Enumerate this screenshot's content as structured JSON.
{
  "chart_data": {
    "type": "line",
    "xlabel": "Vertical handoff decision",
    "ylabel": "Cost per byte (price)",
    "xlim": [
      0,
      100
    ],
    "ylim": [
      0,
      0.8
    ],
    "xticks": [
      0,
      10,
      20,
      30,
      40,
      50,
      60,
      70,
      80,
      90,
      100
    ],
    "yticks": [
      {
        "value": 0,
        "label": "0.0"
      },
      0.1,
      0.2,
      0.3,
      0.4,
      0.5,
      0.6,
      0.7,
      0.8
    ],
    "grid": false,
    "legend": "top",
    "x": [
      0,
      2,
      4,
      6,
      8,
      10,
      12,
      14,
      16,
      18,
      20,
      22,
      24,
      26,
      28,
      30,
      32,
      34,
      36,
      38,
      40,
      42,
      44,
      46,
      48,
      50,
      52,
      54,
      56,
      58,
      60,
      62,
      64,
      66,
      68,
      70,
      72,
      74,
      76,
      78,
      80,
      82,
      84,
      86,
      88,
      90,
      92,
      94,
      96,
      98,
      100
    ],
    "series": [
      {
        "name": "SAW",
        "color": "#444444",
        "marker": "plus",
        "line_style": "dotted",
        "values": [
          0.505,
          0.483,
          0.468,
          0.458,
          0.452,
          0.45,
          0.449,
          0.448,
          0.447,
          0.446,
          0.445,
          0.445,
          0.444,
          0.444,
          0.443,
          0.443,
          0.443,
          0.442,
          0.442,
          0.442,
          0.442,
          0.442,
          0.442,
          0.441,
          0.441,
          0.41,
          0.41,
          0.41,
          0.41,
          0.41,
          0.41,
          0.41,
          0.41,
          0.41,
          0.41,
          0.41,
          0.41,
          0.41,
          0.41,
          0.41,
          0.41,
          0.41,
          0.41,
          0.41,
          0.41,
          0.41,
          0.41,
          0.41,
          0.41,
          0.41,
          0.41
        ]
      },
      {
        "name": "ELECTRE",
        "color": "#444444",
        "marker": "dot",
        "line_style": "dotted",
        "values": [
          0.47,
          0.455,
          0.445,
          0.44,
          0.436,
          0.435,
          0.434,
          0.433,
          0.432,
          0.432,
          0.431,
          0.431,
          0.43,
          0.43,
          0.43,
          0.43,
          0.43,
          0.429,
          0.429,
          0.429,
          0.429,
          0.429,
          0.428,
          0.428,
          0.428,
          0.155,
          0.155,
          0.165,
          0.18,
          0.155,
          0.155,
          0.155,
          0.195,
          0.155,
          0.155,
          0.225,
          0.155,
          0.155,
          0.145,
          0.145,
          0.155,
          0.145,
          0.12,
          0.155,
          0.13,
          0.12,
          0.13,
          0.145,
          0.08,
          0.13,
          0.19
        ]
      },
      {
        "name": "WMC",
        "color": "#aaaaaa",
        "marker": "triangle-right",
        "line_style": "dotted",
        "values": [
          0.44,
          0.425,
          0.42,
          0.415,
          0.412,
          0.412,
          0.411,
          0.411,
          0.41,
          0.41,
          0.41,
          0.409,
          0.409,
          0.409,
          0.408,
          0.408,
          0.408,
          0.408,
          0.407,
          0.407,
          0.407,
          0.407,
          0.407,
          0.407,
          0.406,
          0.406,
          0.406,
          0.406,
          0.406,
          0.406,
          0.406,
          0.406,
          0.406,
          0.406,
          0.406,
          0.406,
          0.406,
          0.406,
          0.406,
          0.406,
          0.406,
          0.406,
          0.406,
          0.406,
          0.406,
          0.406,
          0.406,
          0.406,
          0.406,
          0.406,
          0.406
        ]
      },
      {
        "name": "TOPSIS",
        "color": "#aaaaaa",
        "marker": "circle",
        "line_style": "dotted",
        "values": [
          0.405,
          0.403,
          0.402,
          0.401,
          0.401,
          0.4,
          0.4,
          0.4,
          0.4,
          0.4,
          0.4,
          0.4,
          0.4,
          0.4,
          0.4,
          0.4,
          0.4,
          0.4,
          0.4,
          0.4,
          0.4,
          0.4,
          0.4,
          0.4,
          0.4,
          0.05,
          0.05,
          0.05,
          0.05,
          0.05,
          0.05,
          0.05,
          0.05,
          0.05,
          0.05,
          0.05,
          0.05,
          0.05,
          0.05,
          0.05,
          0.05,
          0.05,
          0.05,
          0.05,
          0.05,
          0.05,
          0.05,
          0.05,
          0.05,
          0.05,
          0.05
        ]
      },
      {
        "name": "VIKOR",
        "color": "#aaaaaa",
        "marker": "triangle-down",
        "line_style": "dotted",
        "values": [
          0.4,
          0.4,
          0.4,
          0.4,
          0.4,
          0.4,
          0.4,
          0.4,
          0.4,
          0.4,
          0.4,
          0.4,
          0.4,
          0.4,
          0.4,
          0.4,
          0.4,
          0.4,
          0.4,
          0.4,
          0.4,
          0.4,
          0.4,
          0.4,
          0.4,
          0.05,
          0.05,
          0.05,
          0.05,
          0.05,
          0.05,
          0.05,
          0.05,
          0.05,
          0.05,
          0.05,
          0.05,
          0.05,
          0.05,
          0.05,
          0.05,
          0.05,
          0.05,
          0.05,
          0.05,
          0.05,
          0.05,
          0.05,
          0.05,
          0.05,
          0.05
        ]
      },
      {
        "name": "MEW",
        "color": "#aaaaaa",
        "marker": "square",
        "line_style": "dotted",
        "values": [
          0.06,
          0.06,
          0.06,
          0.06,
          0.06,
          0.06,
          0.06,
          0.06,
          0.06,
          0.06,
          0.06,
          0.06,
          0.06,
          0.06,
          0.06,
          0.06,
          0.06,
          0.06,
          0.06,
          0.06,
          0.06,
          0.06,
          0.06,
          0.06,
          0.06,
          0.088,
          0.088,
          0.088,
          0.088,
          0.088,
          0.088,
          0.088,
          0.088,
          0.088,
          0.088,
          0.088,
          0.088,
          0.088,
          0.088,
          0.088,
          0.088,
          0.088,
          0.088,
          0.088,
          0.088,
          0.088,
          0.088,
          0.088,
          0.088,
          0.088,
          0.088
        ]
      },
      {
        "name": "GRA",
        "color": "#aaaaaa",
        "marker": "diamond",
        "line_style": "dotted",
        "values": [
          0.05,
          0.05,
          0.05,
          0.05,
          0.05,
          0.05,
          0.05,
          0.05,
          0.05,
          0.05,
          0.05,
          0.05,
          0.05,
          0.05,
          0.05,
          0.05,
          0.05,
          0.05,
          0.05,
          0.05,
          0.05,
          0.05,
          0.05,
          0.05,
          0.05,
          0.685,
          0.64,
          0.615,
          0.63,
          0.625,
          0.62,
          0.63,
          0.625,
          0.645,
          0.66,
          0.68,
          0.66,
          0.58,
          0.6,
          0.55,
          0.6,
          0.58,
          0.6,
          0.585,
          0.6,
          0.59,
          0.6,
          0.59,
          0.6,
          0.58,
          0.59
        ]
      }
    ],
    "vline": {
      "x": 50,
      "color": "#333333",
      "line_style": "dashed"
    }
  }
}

• **Set task**: Using the data above, copy each line that contains "marker".

• **Expected output**:
        "marker": "plus",
        "marker": "dot",
        "marker": "triangle-right",
        "marker": "circle",
        "marker": "triangle-down",
        "marker": "square",
        "marker": "diamond",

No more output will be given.